Extracted records
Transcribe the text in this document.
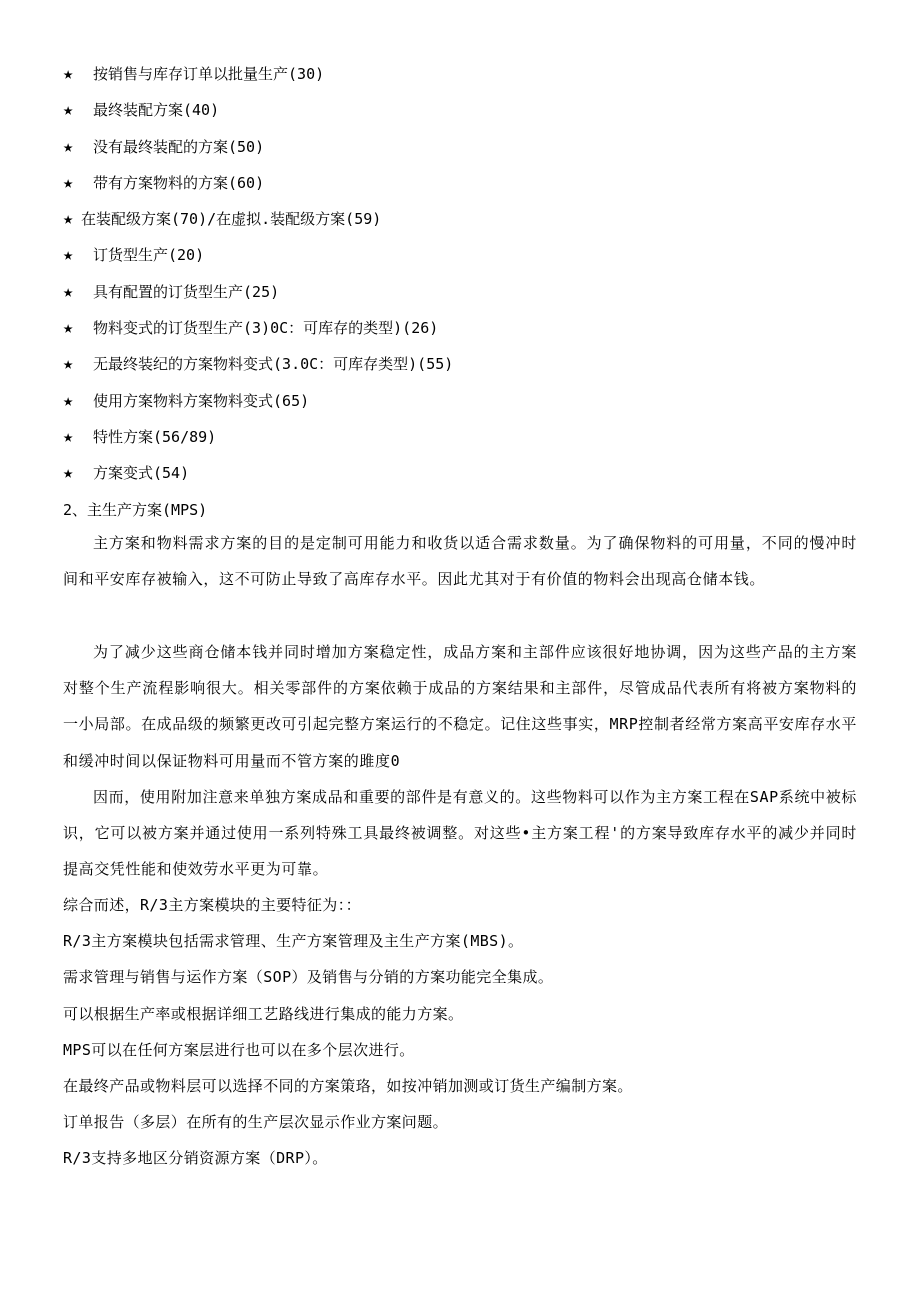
★ 按销售与库存订单以批量生产(30)
★ 最终装配方案(40)
★ 没有最终装配的方案(50)
★ 带有方案物料的方案(60)
★ 在装配级方案(70)/在虚拟.装配级方案(59)
★ 订货型生产(20)
★ 具有配置的订货型生产(25)
★ 物料变式的订货型生产(3)0C：可库存的类型)(26)
★ 无最终装纪的方案物料变式(3.0C：可库存类型)(55)
★ 使用方案物料方案物料变式(65)
★ 特性方案(56/89)
★ 方案变式(54)
2、主生产方案(MPS)

主方案和物料需求方案的目的是定制可用能力和收货以适合需求数量。为了确保物料的可用量，不同的慢冲时间和平安库存被输入，这不可防止导致了高库存水平。因此尤其对于有价值的物料会出现高仓储本钱。

为了减少这些商仓储本钱并同时增加方案稳定性，成品方案和主部件应该很好地协调，因为这些产品的主方案对整个生产流程影响很大。相关零部件的方案依赖于成品的方案结果和主部件，尽管成品代表所有将被方案物料的一小局部。在成品级的频繁更改可引起完整方案运行的不稳定。记住这些事实，MRP控制者经常方案高平安库存水平和缓冲时间以保证物料可用量而不管方案的雎度0

因而，使用附加注意来单独方案成品和重要的部件是有意义的。这些物料可以作为主方案工程在SAP系统中被标识，它可以被方案并通过使用一系列特殊工具最终被调整。对这些•主方案工程'的方案导致库存水平的减少并同时提高交凭性能和使效劳水平更为可靠。

综合而述，R/3主方案模块的主要特征为：：
R/3主方案模块包括需求管理、生产方案管理及主生产方案(MBS)。
需求管理与销售与运作方案（SOP）及销售与分销的方案功能完全集成。
可以根据生产率或根据详细工艺路线进行集成的能力方案。
MPS可以在任何方案层进行也可以在多个层次进行。
在最终产品或物料层可以选择不同的方案策珞，如按冲销加测或订货生产编制方案。
订单报告（多层）在所有的生产层次显示作业方案问题。
R/3支持多地区分销资源方案（DRP）。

Directions:
Go through the listing above and write it out again exactly, dropping the pictures.

Task result:
Transcribe the text in this document.
★ 按销售与库存订单以批量生产(30)
★ 最终装配方案(40)
★ 没有最终装配的方案(50)
★ 带有方案物料的方案(60)
★ 在装配级方案(70)/在虚拟.装配级方案(59)
★ 订货型生产(20)
★ 具有配置的订货型生产(25)
★ 物料变式的订货型生产(3)0C：可库存的类型)(26)
★ 无最终装纪的方案物料变式(3.0C：可库存类型)(55)
★ 使用方案物料方案物料变式(65)
★ 特性方案(56/89)
★ 方案变式(54)
2、主生产方案(MPS)

主方案和物料需求方案的目的是定制可用能力和收货以适合需求数量。为了确保物料的可用量，不同的慢冲时间和平安库存被输入，这不可防止导致了高库存水平。因此尤其对于有价值的物料会出现高仓储本钱。

为了减少这些商仓储本钱并同时增加方案稳定性，成品方案和主部件应该很好地协调，因为这些产品的主方案对整个生产流程影响很大。相关零部件的方案依赖于成品的方案结果和主部件，尽管成品代表所有将被方案物料的一小局部。在成品级的频繁更改可引起完整方案运行的不稳定。记住这些事实，MRP控制者经常方案高平安库存水平和缓冲时间以保证物料可用量而不管方案的雎度0

因而，使用附加注意来单独方案成品和重要的部件是有意义的。这些物料可以作为主方案工程在SAP系统中被标识，它可以被方案并通过使用一系列特殊工具最终被调整。对这些•主方案工程'的方案导致库存水平的减少并同时提高交凭性能和使效劳水平更为可靠。

综合而述，R/3主方案模块的主要特征为：：
R/3主方案模块包括需求管理、生产方案管理及主生产方案(MBS)。
需求管理与销售与运作方案（SOP）及销售与分销的方案功能完全集成。
可以根据生产率或根据详细工艺路线进行集成的能力方案。
MPS可以在任何方案层进行也可以在多个层次进行。
在最终产品或物料层可以选择不同的方案策珞，如按冲销加测或订货生产编制方案。
订单报告（多层）在所有的生产层次显示作业方案问题。
R/3支持多地区分销资源方案（DRP）。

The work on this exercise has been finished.